§ **STUDY QUESTIONS**:
• A. Reproduce the passage of the article on healthcare costs in India that starts at "The swing to" and ends at "(Obamacare) in the US.".
• B. Carry on the article on healthcare costs in India from its last sentence.

(STUDY TEXT)

Healthcare expenditure accounts for 9 per cent of global GDP and is seeing an increasing trend over decades. This has been broadly driven by economic growth, advances in medical technology and ageing populations.

The swing to onic and lifestyle diseases has led to increasing healthcare spend. This presentschallenges for governments across the world to contain the spiralling costs.

The quest for newer models and strategies to contain costs while ensuring provision of quality services to all has emerged a key policy challenge. The most visible example of this approach is the Affordable Care Act, 2010 (Obamacare) in the US.

Back home, economic advancement over the last two decades has enabled the government to take the cue and articulate its intent to increase public financing of health to 2.5 per cent of GDP from the current one per cent. This has to be achieved over the Twelfth Five Year Plan period to move toward affordable, accessible and quality health care for all. Further, the new Government is finalising a new health policy and with supporting schemes such as “Rashtriya Swasthya Bima Yojana” will likely embark on a Universal Health Assurance Mission in the near future.

Most policy interventions are due to the current healthcare status of the country which depicts a sorry state on access, quality and affordability aspects. India has just 0.67 beds per 1,000 population versus the global average of 3.6. In terms of manpower, India needs to triple the number of doctors, increase the number of nurses and midwives by four times and other allied healthcare personnel including paramedics by five times to meet the WHO standards.

On the affordability front, less than 30 per cent of the total population has any form of health insurance and over 60 per cent of healthcare spend continues to be borne out-of-pocket. Additionally, the quality aspect continues to be nebulous as less than 1 per cent of total healthcare providers are accredited by the NABH (National Accreditation Board for Hospitals and Healthcare Providers) and adherence to standard treatment guidelines is practically negligible.

Towards scientific cost framework

This calls for well-thought-out and scientific costing and financing strategies. The current provider reimbursement methodologies are based on economics focused models like L1 based bidding which have to be transformed into metrics that accord maximum weightage to quality and patient safety aspects.

Already, perverse incentives for insurers and providers, cross-subsidies and moral hazards have contributed to increased costs. Ground reports depicting unnecessary procedures undertaken under various state sponsored health insurance schemes has taken some sheen off otherwise path breaking health security interventions. Therefore, we need a well defined scientific costing framework which demystifies the various elements of costing at every level and mode of delivery.

The framework should comprise three stages — defining cost elements at every stage through a standard template; determining actual costs; and evolving reimbursement rates based on cost elements, quantum of government grants and clinical advancements. Using insurance as a lever to improve quality and categorisation of providers based on quality and outcomes data would be critical in implementing this new costing framework. Additionally, implementation of standard treatment guidelines is essential to ensure predictability of outcomes and reduce unnecessary investigations.

(End STUDY TEXT)
(LISTED RECORDS)

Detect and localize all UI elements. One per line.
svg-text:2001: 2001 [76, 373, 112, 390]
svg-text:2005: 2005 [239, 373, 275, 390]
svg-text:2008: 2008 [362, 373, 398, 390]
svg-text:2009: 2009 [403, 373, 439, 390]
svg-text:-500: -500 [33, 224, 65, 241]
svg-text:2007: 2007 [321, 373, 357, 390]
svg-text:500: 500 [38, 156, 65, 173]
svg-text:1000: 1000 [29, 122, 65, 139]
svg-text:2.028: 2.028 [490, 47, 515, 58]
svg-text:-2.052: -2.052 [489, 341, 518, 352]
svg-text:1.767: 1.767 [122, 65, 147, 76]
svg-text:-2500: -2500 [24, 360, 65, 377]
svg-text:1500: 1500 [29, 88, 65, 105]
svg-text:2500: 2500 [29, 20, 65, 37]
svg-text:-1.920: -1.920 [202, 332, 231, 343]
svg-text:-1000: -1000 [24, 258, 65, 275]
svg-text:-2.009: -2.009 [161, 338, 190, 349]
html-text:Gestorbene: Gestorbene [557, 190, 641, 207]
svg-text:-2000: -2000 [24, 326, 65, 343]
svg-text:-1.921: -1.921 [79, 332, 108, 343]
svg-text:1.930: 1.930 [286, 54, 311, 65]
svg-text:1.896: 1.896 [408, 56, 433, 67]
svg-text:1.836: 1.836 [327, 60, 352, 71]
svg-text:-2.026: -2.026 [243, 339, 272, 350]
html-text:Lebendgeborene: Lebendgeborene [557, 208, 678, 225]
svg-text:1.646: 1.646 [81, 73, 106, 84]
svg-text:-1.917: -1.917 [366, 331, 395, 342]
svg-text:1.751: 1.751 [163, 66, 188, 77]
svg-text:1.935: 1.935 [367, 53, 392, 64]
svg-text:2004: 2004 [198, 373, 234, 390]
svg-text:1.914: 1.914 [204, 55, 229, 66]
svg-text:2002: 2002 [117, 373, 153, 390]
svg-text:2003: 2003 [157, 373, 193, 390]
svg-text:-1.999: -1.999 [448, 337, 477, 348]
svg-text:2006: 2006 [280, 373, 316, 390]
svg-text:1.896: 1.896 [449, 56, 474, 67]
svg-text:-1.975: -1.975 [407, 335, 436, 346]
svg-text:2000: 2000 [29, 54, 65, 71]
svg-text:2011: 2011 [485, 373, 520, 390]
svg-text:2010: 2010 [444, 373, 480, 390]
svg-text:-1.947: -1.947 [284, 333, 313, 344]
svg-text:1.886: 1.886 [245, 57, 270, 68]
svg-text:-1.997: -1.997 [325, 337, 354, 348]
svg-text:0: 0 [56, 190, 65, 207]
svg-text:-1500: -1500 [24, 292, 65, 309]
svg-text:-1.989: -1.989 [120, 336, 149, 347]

(End LISTED RECORDS)

§ **SOLVED PROBLEMS**:
• A.
The swing to onic and lifestyle diseases has led to increasing healthcare spend. This presentschallenges for governments across the world to contain the spiralling costs.

The quest for newer models and strategies to contain costs while ensuring provision of quality services to all has emerged a key policy challenge. The most visible example of this approach is the Affordable Care Act, 2010 (Obamacare) in the US.

• B.
Experience shows that a transparent costing framework is essential to avoid distortions and inefficiencies in health systems. Further, there are emerging trends in costing which measure outcomes and costs at the patient level with a given condition over a full cycle of care. India needs to evolve systems for optimal utilisation of limited resources.

Some challenges

For a costing framework to succeed in healthcare, which needs careful balancing, needed are increased research spend and advancement in medical technologies. Medical technology experts vouch that a dollar spent on research and innovation in health technologies has yielded $2.4-3 worth of economic output in terms of productivity and improved life expectancy over last two decades. Exorbitant real estate costs have also added a non-clinical aspect in healthcare costing.

Moreover, acute shortage of qualified clinical knowhow has led to escalating costs for providers. The challenge before policy makers and stakeholders therefore is to evolve a balanced framework which not only ensures efficiency of health systems to contain costs but is also flexible enough to assimilate advances in technology and clinical processes.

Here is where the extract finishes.